Stored data
-- START --

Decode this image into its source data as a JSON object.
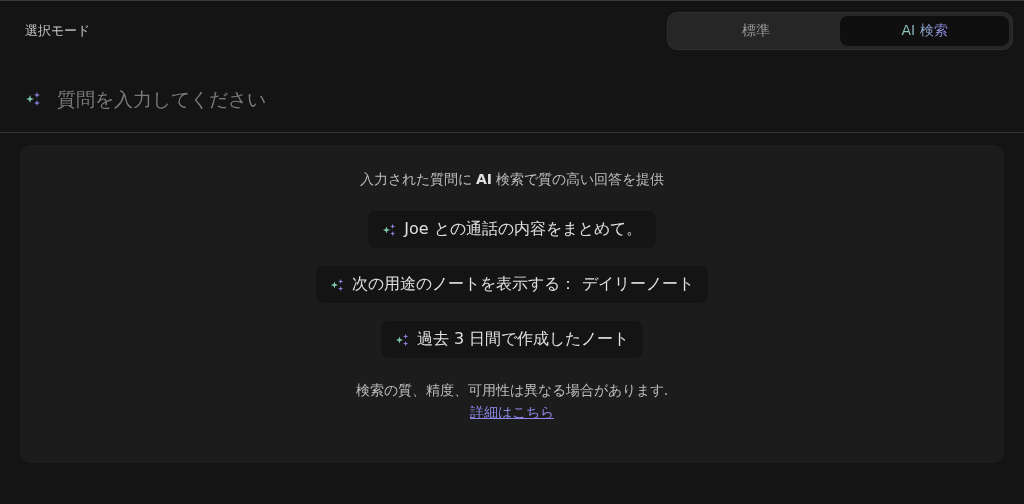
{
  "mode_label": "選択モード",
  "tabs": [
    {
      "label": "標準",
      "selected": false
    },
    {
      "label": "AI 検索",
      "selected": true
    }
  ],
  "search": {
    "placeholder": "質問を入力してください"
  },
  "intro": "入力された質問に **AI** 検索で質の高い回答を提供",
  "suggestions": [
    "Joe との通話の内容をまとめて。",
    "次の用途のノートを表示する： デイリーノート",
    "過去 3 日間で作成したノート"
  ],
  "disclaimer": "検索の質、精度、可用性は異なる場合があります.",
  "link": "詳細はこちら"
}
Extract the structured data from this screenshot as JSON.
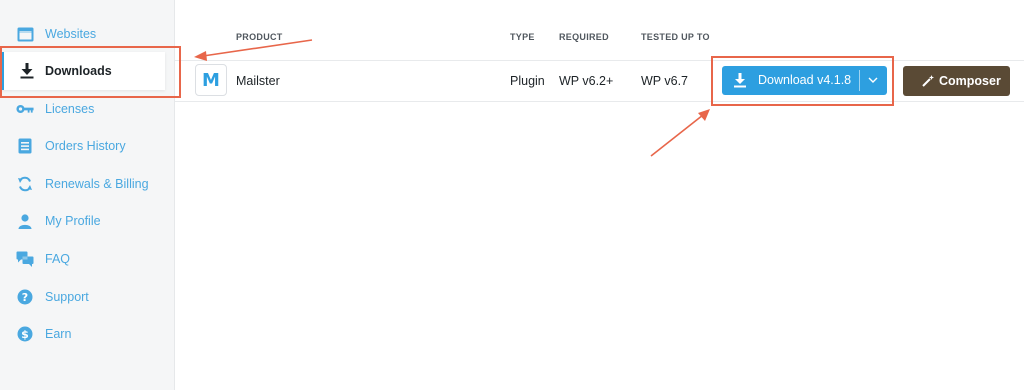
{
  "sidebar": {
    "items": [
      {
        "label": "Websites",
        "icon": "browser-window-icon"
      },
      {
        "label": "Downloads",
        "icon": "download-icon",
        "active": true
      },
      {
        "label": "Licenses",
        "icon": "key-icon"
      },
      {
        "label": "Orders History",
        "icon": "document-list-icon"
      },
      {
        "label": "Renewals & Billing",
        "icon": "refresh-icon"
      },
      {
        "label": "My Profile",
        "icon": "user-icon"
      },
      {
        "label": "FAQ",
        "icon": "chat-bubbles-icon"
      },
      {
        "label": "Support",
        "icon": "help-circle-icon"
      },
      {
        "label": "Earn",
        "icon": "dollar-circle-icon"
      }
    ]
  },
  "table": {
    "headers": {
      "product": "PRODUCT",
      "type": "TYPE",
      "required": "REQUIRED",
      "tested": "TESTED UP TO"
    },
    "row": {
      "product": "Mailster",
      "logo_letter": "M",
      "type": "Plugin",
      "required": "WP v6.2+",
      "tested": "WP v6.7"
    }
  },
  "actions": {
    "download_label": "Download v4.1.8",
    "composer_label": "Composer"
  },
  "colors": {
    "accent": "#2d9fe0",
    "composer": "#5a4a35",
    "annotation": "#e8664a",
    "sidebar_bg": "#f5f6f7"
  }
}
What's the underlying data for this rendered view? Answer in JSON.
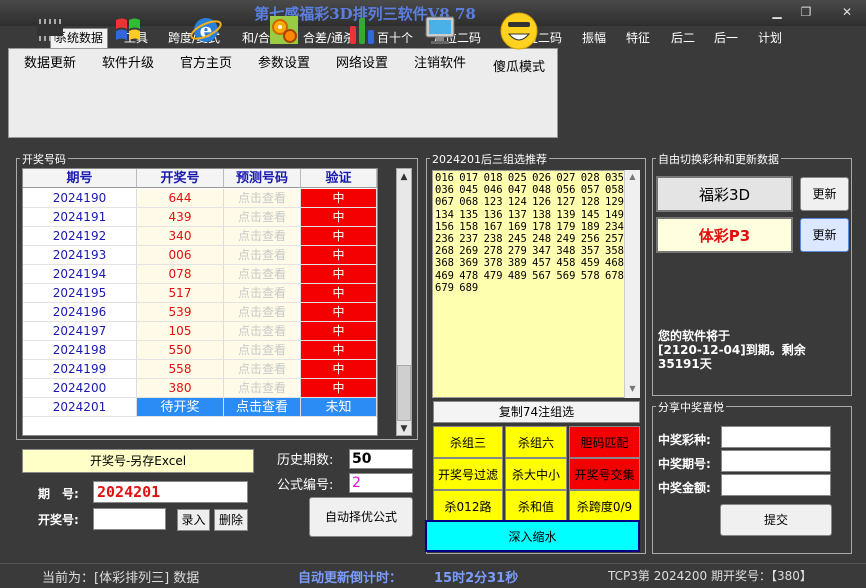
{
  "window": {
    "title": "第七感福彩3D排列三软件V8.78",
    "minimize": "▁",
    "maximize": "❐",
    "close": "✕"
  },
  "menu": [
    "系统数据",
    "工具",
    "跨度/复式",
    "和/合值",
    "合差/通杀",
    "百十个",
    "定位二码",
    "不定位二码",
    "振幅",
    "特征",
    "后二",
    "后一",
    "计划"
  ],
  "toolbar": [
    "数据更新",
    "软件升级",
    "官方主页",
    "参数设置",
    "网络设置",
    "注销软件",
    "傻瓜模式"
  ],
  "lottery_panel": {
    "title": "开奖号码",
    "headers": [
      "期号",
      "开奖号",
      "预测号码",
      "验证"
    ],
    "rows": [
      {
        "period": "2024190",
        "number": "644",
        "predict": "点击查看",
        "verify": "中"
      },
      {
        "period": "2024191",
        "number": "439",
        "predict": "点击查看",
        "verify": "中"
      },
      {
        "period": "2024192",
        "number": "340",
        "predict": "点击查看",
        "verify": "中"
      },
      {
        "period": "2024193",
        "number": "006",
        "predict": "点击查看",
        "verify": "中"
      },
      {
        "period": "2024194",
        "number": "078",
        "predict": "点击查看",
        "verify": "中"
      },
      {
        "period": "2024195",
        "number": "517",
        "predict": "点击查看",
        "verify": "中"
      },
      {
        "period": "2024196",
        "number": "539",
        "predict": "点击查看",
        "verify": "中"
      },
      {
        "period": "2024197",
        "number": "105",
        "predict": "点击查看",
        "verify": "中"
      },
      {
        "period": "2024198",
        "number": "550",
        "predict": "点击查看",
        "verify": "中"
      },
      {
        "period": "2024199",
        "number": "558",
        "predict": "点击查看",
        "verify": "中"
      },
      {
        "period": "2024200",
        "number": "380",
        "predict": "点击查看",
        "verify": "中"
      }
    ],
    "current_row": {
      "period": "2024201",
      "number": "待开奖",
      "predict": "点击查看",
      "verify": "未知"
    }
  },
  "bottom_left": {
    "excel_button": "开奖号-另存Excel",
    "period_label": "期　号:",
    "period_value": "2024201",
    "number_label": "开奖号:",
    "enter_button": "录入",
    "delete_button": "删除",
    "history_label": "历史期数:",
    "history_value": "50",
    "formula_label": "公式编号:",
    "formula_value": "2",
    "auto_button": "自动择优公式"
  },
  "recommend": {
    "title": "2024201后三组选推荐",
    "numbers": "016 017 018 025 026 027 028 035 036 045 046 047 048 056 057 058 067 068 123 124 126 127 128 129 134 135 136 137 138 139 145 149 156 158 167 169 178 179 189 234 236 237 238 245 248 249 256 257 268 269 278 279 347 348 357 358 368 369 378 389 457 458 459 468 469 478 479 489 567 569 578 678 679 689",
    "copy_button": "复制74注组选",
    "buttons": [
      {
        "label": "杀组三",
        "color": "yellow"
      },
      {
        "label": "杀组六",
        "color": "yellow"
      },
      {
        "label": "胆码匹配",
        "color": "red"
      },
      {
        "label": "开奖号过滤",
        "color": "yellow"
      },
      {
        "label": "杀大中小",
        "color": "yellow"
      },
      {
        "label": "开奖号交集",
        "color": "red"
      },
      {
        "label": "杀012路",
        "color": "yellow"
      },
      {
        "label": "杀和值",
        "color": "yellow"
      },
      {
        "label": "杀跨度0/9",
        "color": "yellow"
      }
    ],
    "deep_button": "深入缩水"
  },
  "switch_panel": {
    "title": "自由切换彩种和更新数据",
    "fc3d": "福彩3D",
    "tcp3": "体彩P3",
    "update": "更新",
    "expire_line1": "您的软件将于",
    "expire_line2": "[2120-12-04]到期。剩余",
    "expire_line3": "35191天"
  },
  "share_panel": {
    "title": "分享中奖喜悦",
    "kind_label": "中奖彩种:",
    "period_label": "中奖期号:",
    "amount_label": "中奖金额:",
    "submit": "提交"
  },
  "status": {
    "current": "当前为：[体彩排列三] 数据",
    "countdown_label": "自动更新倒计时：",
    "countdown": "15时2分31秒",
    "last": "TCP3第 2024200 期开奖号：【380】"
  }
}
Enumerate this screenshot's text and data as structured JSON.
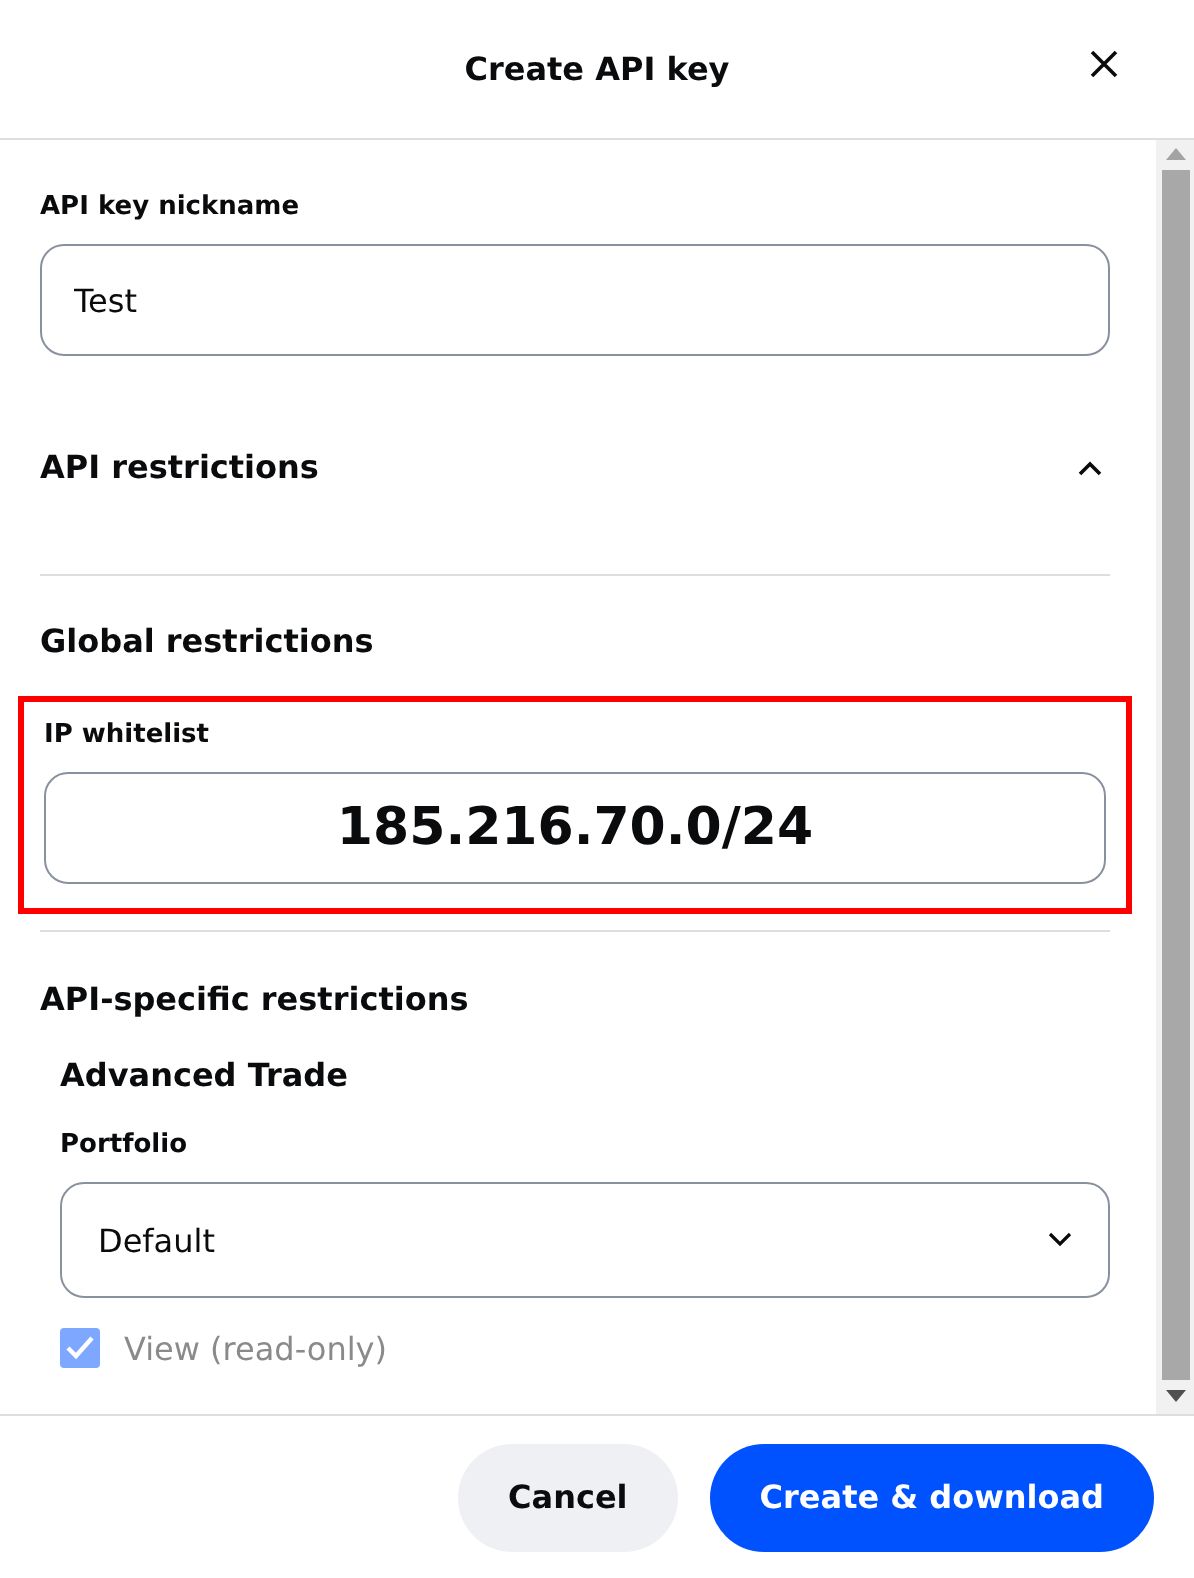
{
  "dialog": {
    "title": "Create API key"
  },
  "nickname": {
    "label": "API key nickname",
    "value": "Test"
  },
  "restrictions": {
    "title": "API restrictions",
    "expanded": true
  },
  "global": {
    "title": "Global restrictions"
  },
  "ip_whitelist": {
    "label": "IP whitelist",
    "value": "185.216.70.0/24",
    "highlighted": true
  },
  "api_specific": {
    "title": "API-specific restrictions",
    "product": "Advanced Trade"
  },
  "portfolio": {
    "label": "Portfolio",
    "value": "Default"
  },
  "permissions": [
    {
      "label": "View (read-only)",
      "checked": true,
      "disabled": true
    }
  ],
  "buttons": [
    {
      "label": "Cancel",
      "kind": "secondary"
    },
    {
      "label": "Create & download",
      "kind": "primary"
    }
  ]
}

-- END --

Objective ▸ Copy the listing exactly. Any image in it stays out of the copy.

Solution to this exercise ▸
Decode this image into its source data as a JSON object.
{
  "mode_label": "選択モード",
  "tabs": [
    {
      "label": "標準",
      "selected": false
    },
    {
      "label": "AI 検索",
      "selected": true
    }
  ],
  "search": {
    "placeholder": "質問を入力してください"
  },
  "intro": "入力された質問に **AI** 検索で質の高い回答を提供",
  "suggestions": [
    "Joe との通話の内容をまとめて。",
    "次の用途のノートを表示する： デイリーノート",
    "過去 3 日間で作成したノート"
  ],
  "disclaimer": "検索の質、精度、可用性は異なる場合があります.",
  "link": "詳細はこちら"
}
Extract the structured data from this screenshot as JSON.
{
  "sidebar": {
    "items": [
      {
        "label": "Websites",
        "icon": "browser-window-icon"
      },
      {
        "label": "Downloads",
        "icon": "download-icon",
        "active": true
      },
      {
        "label": "Licenses",
        "icon": "key-icon"
      },
      {
        "label": "Orders History",
        "icon": "document-list-icon"
      },
      {
        "label": "Renewals & Billing",
        "icon": "refresh-icon"
      },
      {
        "label": "My Profile",
        "icon": "user-icon"
      },
      {
        "label": "FAQ",
        "icon": "chat-bubbles-icon"
      },
      {
        "label": "Support",
        "icon": "help-circle-icon"
      },
      {
        "label": "Earn",
        "icon": "dollar-circle-icon"
      }
    ]
  },
  "table": {
    "headers": {
      "product": "PRODUCT",
      "type": "TYPE",
      "required": "REQUIRED",
      "tested": "TESTED UP TO"
    },
    "row": {
      "product": "Mailster",
      "logo_letter": "M",
      "type": "Plugin",
      "required": "WP v6.2+",
      "tested": "WP v6.7"
    }
  },
  "actions": {
    "download_label": "Download v4.1.8",
    "composer_label": "Composer"
  },
  "colors": {
    "accent": "#2d9fe0",
    "composer": "#5a4a35",
    "annotation": "#e8664a",
    "sidebar_bg": "#f5f6f7"
  }
}
What's the underlying data for this rendered view? Answer in JSON.
{
  "window": {
    "title": "第七感福彩3D排列三软件V8.78",
    "minimize": "▁",
    "maximize": "❐",
    "close": "✕"
  },
  "menu": [
    "系统数据",
    "工具",
    "跨度/复式",
    "和/合值",
    "合差/通杀",
    "百十个",
    "定位二码",
    "不定位二码",
    "振幅",
    "特征",
    "后二",
    "后一",
    "计划"
  ],
  "toolbar": [
    "数据更新",
    "软件升级",
    "官方主页",
    "参数设置",
    "网络设置",
    "注销软件",
    "傻瓜模式"
  ],
  "lottery_panel": {
    "title": "开奖号码",
    "headers": [
      "期号",
      "开奖号",
      "预测号码",
      "验证"
    ],
    "rows": [
      {
        "period": "2024190",
        "number": "644",
        "predict": "点击查看",
        "verify": "中"
      },
      {
        "period": "2024191",
        "number": "439",
        "predict": "点击查看",
        "verify": "中"
      },
      {
        "period": "2024192",
        "number": "340",
        "predict": "点击查看",
        "verify": "中"
      },
      {
        "period": "2024193",
        "number": "006",
        "predict": "点击查看",
        "verify": "中"
      },
      {
        "period": "2024194",
        "number": "078",
        "predict": "点击查看",
        "verify": "中"
      },
      {
        "period": "2024195",
        "number": "517",
        "predict": "点击查看",
        "verify": "中"
      },
      {
        "period": "2024196",
        "number": "539",
        "predict": "点击查看",
        "verify": "中"
      },
      {
        "period": "2024197",
        "number": "105",
        "predict": "点击查看",
        "verify": "中"
      },
      {
        "period": "2024198",
        "number": "550",
        "predict": "点击查看",
        "verify": "中"
      },
      {
        "period": "2024199",
        "number": "558",
        "predict": "点击查看",
        "verify": "中"
      },
      {
        "period": "2024200",
        "number": "380",
        "predict": "点击查看",
        "verify": "中"
      }
    ],
    "current_row": {
      "period": "2024201",
      "number": "待开奖",
      "predict": "点击查看",
      "verify": "未知"
    }
  },
  "bottom_left": {
    "excel_button": "开奖号-另存Excel",
    "period_label": "期　号:",
    "period_value": "2024201",
    "number_label": "开奖号:",
    "enter_button": "录入",
    "delete_button": "删除",
    "history_label": "历史期数:",
    "history_value": "50",
    "formula_label": "公式编号:",
    "formula_value": "2",
    "auto_button": "自动择优公式"
  },
  "recommend": {
    "title": "2024201后三组选推荐",
    "numbers": "016 017 018 025 026 027 028 035 036 045 046 047 048 056 057 058 067 068 123 124 126 127 128 129 134 135 136 137 138 139 145 149 156 158 167 169 178 179 189 234 236 237 238 245 248 249 256 257 268 269 278 279 347 348 357 358 368 369 378 389 457 458 459 468 469 478 479 489 567 569 578 678 679 689",
    "copy_button": "复制74注组选",
    "buttons": [
      {
        "label": "杀组三",
        "color": "yellow"
      },
      {
        "label": "杀组六",
        "color": "yellow"
      },
      {
        "label": "胆码匹配",
        "color": "red"
      },
      {
        "label": "开奖号过滤",
        "color": "yellow"
      },
      {
        "label": "杀大中小",
        "color": "yellow"
      },
      {
        "label": "开奖号交集",
        "color": "red"
      },
      {
        "label": "杀012路",
        "color": "yellow"
      },
      {
        "label": "杀和值",
        "color": "yellow"
      },
      {
        "label": "杀跨度0/9",
        "color": "yellow"
      }
    ],
    "deep_button": "深入缩水"
  },
  "switch_panel": {
    "title": "自由切换彩种和更新数据",
    "fc3d": "福彩3D",
    "tcp3": "体彩P3",
    "update": "更新",
    "expire_line1": "您的软件将于",
    "expire_line2": "[2120-12-04]到期。剩余",
    "expire_line3": "35191天"
  },
  "share_panel": {
    "title": "分享中奖喜悦",
    "kind_label": "中奖彩种:",
    "period_label": "中奖期号:",
    "amount_label": "中奖金额:",
    "submit": "提交"
  },
  "status": {
    "current": "当前为：[体彩排列三] 数据",
    "countdown_label": "自动更新倒计时：",
    "countdown": "15时2分31秒",
    "last": "TCP3第 2024200 期开奖号：【380】"
  }
}
Enumerate this screenshot's text and data as structured JSON.
{
  "dialog": {
    "title": "Create API key"
  },
  "nickname": {
    "label": "API key nickname",
    "value": "Test"
  },
  "restrictions": {
    "title": "API restrictions",
    "expanded": true
  },
  "global": {
    "title": "Global restrictions"
  },
  "ip_whitelist": {
    "label": "IP whitelist",
    "value": "185.216.70.0/24",
    "highlighted": true
  },
  "api_specific": {
    "title": "API-specific restrictions",
    "product": "Advanced Trade"
  },
  "portfolio": {
    "label": "Portfolio",
    "value": "Default"
  },
  "permissions": [
    {
      "label": "View (read-only)",
      "checked": true,
      "disabled": true
    }
  ],
  "buttons": [
    {
      "label": "Cancel",
      "kind": "secondary"
    },
    {
      "label": "Create & download",
      "kind": "primary"
    }
  ]
}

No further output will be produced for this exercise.